* **EXERCISE**: Below are some records. Say how many of their lines contain the string "Password", and give nothing but the number.
◆ ◆ ◆
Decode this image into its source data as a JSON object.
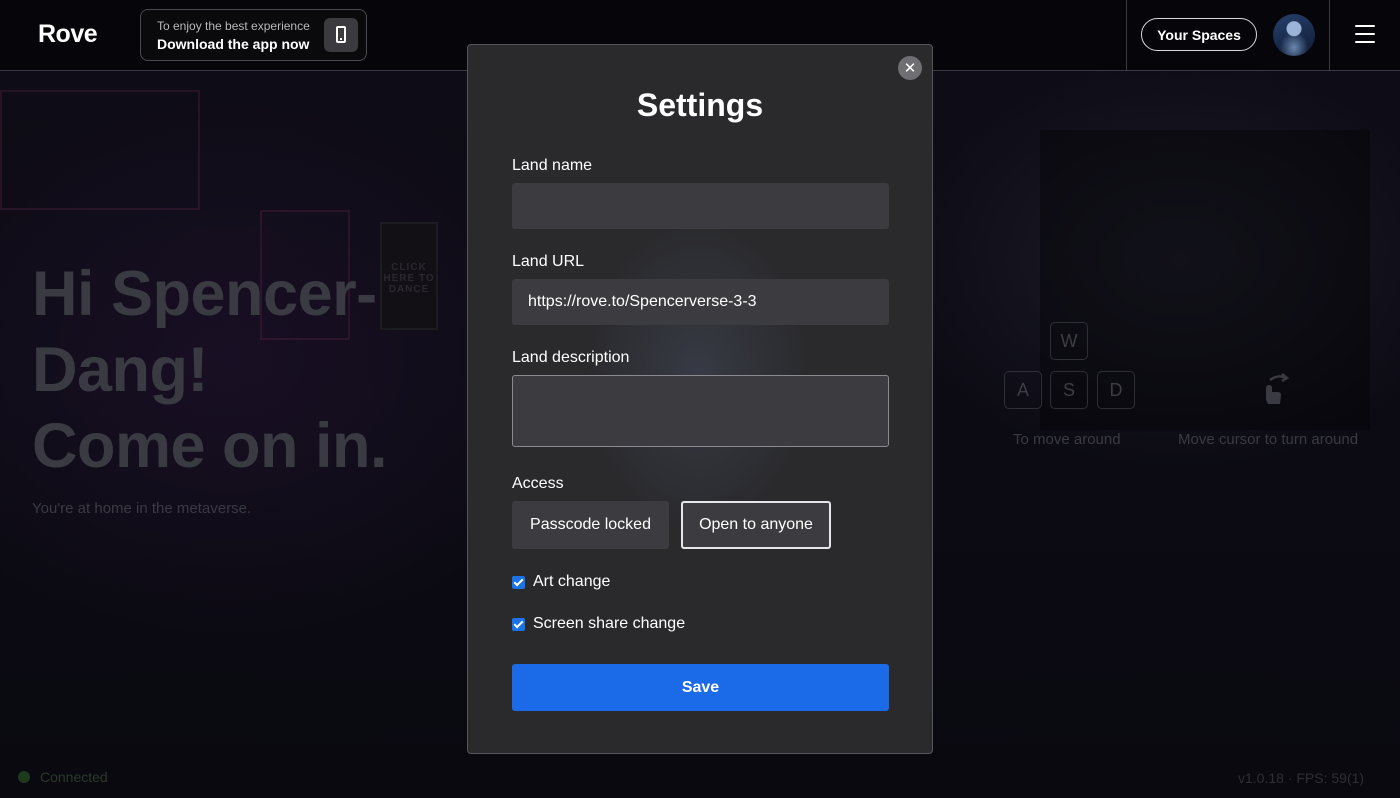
{
  "topbar": {
    "logo": "Rove",
    "promo_small": "To enjoy the best experience",
    "promo_big": "Download the app now",
    "spaces_label": "Your Spaces"
  },
  "background": {
    "hero_line1": "Hi Spencer-",
    "hero_line2": "Dang!",
    "hero_line3": "Come on in.",
    "hero_sub": "You're at home in the metaverse.",
    "poster_text": "CLICK HERE TO DANCE",
    "keys": [
      "W",
      "A",
      "S",
      "D"
    ],
    "move_hint": "To move around",
    "turn_hint": "Move cursor to turn around",
    "status": "Connected",
    "version": "v1.0.18  ·  FPS: 59(1)"
  },
  "modal": {
    "title": "Settings",
    "close_glyph": "✕",
    "land_name_label": "Land name",
    "land_name_value": "",
    "land_url_label": "Land URL",
    "land_url_value": "https://rove.to/Spencerverse-3-3",
    "land_description_label": "Land description",
    "land_description_value": "",
    "access_label": "Access",
    "access_options": [
      "Passcode locked",
      "Open to anyone"
    ],
    "access_selected": "Open to anyone",
    "art_change_label": "Art change",
    "art_change_checked": true,
    "screen_share_label": "Screen share change",
    "screen_share_checked": true,
    "save_label": "Save"
  },
  "colors": {
    "accent": "#1b6ae8",
    "modal_bg": "#2a2a2d",
    "input_bg": "#3c3c40"
  }
}
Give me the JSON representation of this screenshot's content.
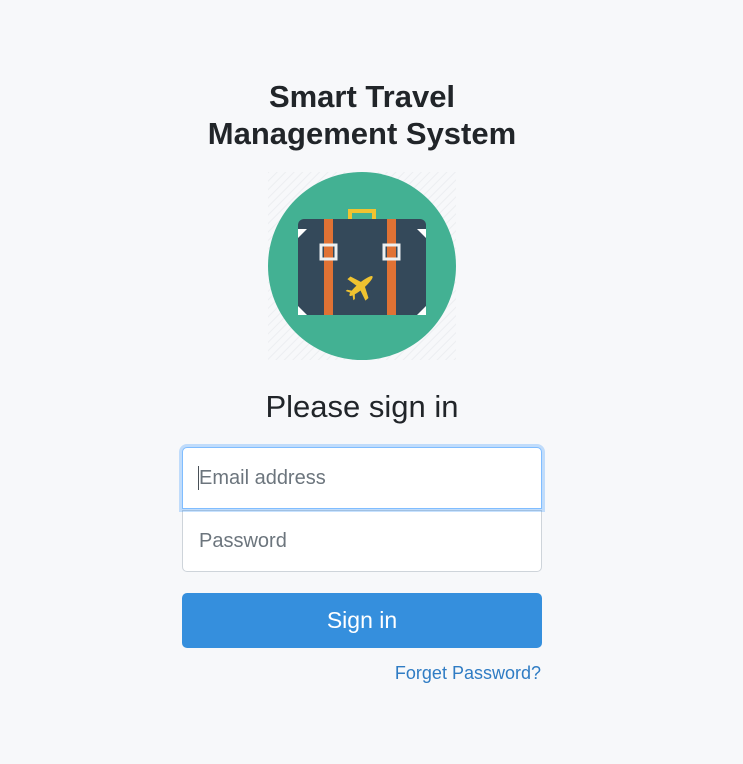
{
  "header": {
    "title_line1": "Smart Travel",
    "title_line2": "Management System"
  },
  "logo": {
    "icon": "suitcase-airplane-icon",
    "colors": {
      "circle": "#43b193",
      "case": "#34495a",
      "straps": "#e07234",
      "handle": "#f0c330",
      "plane": "#f0c330"
    }
  },
  "form": {
    "heading": "Please sign in",
    "email_placeholder": "Email address",
    "password_placeholder": "Password",
    "submit_label": "Sign in",
    "forgot_label": "Forget Password?"
  },
  "theme": {
    "accent": "#358fdd",
    "link": "#2f7cc4",
    "background": "#f7f8fa"
  }
}
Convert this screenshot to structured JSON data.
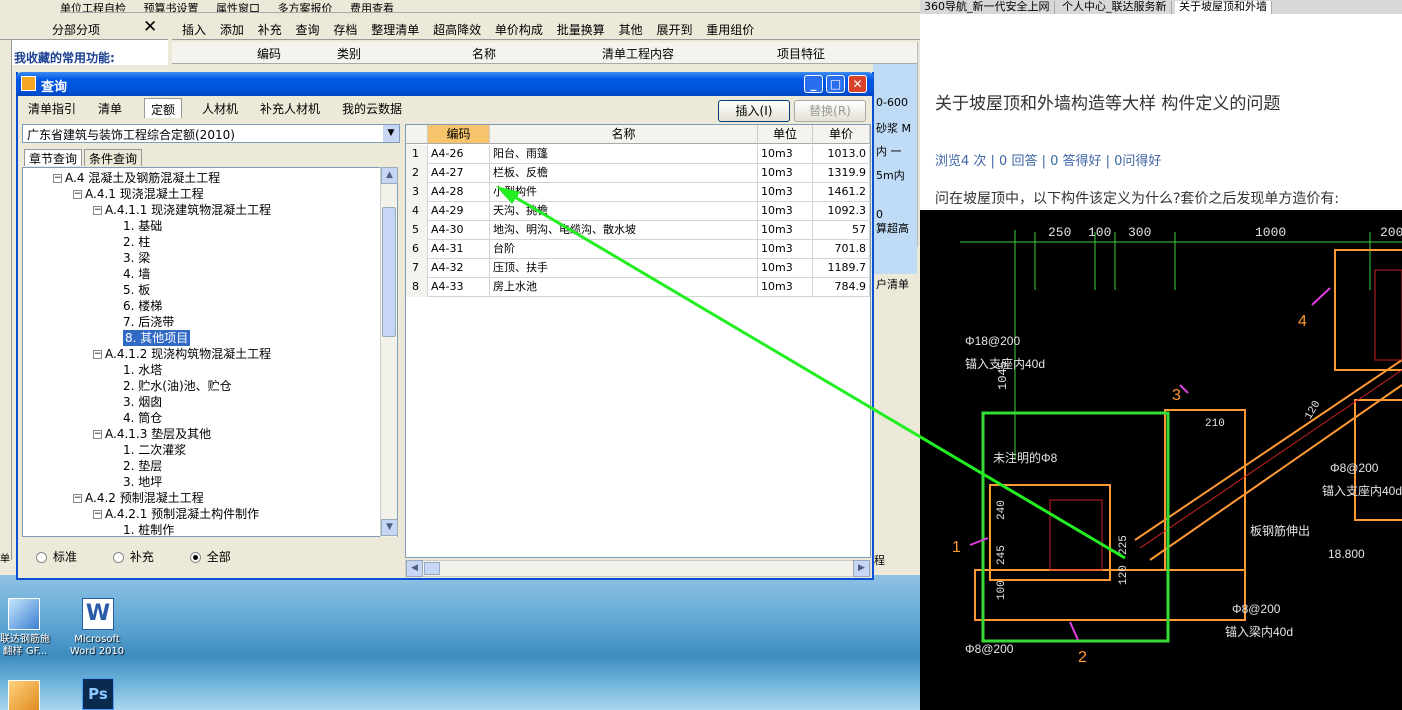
{
  "app_toolbar_top": [
    "单位工程自检",
    "预算书设置",
    "属性窗口",
    "多方案报价",
    "费用查看"
  ],
  "left_panel": {
    "title": "分部分项",
    "favorites_label": "我收藏的常用功能:",
    "side_label": "单",
    "status_label": "早"
  },
  "toolbar2": [
    "插入",
    "添加",
    "补充",
    "查询",
    "存档",
    "整理清单",
    "超高降效",
    "单价构成",
    "批量换算",
    "其他",
    "展开到",
    "重用组价"
  ],
  "table_header": [
    "编码",
    "类别",
    "名称",
    "清单工程内容",
    "项目特征"
  ],
  "bg_right_col": [
    "0-600",
    "砂浆 M",
    "内 一",
    "5m内",
    "0",
    "算超高",
    "户清单",
    "程"
  ],
  "dialog": {
    "title": "查询",
    "tabs": [
      "清单指引",
      "清单",
      "定额",
      "人材机",
      "补充人材机",
      "我的云数据"
    ],
    "selected_tab": "定额",
    "insert_button": "插入(I)",
    "replace_button": "替换(R)",
    "quota_library": "广东省建筑与装饰工程综合定额(2010)",
    "search_tabs": [
      "章节查询",
      "条件查询"
    ],
    "tree": [
      {
        "label": "A.4 混凝土及钢筋混凝土工程",
        "level": 0,
        "box": "−"
      },
      {
        "label": "A.4.1 现浇混凝土工程",
        "level": 1,
        "box": "−"
      },
      {
        "label": "A.4.1.1 现浇建筑物混凝土工程",
        "level": 2,
        "box": "−"
      },
      {
        "label": "1. 基础",
        "level": 3
      },
      {
        "label": "2. 柱",
        "level": 3
      },
      {
        "label": "3. 梁",
        "level": 3
      },
      {
        "label": "4. 墙",
        "level": 3
      },
      {
        "label": "5. 板",
        "level": 3
      },
      {
        "label": "6. 楼梯",
        "level": 3
      },
      {
        "label": "7. 后浇带",
        "level": 3
      },
      {
        "label": "8. 其他项目",
        "level": 3,
        "selected": true
      },
      {
        "label": "A.4.1.2 现浇构筑物混凝土工程",
        "level": 2,
        "box": "−"
      },
      {
        "label": "1. 水塔",
        "level": 3
      },
      {
        "label": "2. 贮水(油)池、贮仓",
        "level": 3
      },
      {
        "label": "3. 烟囱",
        "level": 3
      },
      {
        "label": "4. 筒仓",
        "level": 3
      },
      {
        "label": "A.4.1.3 垫层及其他",
        "level": 2,
        "box": "−"
      },
      {
        "label": "1. 二次灌浆",
        "level": 3
      },
      {
        "label": "2. 垫层",
        "level": 3
      },
      {
        "label": "3. 地坪",
        "level": 3
      },
      {
        "label": "A.4.2 预制混凝土工程",
        "level": 1,
        "box": "−"
      },
      {
        "label": "A.4.2.1 预制混凝土构件制作",
        "level": 2,
        "box": "−"
      },
      {
        "label": "1. 桩制作",
        "level": 3
      }
    ],
    "filter": {
      "options": [
        "标准",
        "补充",
        "全部"
      ],
      "selected": "全部"
    },
    "grid_headers": [
      "编码",
      "名称",
      "单位",
      "单价"
    ],
    "grid_rows": [
      {
        "n": "1",
        "code": "A4-26",
        "name": "阳台、雨篷",
        "unit": "10m3",
        "price": "1013.0"
      },
      {
        "n": "2",
        "code": "A4-27",
        "name": "栏板、反檐",
        "unit": "10m3",
        "price": "1319.9"
      },
      {
        "n": "3",
        "code": "A4-28",
        "name": "小型构件",
        "unit": "10m3",
        "price": "1461.2"
      },
      {
        "n": "4",
        "code": "A4-29",
        "name": "天沟、挑檐",
        "unit": "10m3",
        "price": "1092.3"
      },
      {
        "n": "5",
        "code": "A4-30",
        "name": "地沟、明沟、电缆沟、散水坡",
        "unit": "10m3",
        "price": "57"
      },
      {
        "n": "6",
        "code": "A4-31",
        "name": "台阶",
        "unit": "10m3",
        "price": "701.8"
      },
      {
        "n": "7",
        "code": "A4-32",
        "name": "压顶、扶手",
        "unit": "10m3",
        "price": "1189.7"
      },
      {
        "n": "8",
        "code": "A4-33",
        "name": "房上水池",
        "unit": "10m3",
        "price": "784.9"
      }
    ]
  },
  "desktop_icons": [
    {
      "label1": "联达钢筋施",
      "label2": "翻样 GF..."
    },
    {
      "label1": "Microsoft",
      "label2": "Word 2010"
    },
    {
      "label1": "",
      "label2": ""
    },
    {
      "label1": "Ps",
      "label2": ""
    }
  ],
  "browser": {
    "tabs": [
      "360导航_新一代安全上网",
      "个人中心_联达服务新",
      "关于坡屋顶和外墙"
    ],
    "title": "关于坡屋顶和外墙构造等大样 构件定义的问题",
    "stats": "浏览4 次 | 0 回答 | 0 答得好 | 0问得好",
    "question": "问在坡屋顶中，以下构件该定义为什么?套价之后发现单方造价有:"
  },
  "cad": {
    "dims": [
      "250",
      "100",
      "300",
      "1000",
      "200",
      "1045",
      "240",
      "210",
      "245",
      "100",
      "120",
      "225",
      "120",
      "18.800"
    ],
    "labels": [
      "Φ18@200",
      "锚入支座内40d",
      "Φ8@200",
      "锚入支座内40d",
      "未注明的Φ8",
      "板钢筋伸出",
      "Φ8@200",
      "锚入梁内40d",
      "Φ8@200"
    ],
    "markers": [
      "1",
      "2",
      "3",
      "4"
    ],
    "marker_color": "#ff9933"
  }
}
◆ ◆ ◆
* **TASK RESULT**: 2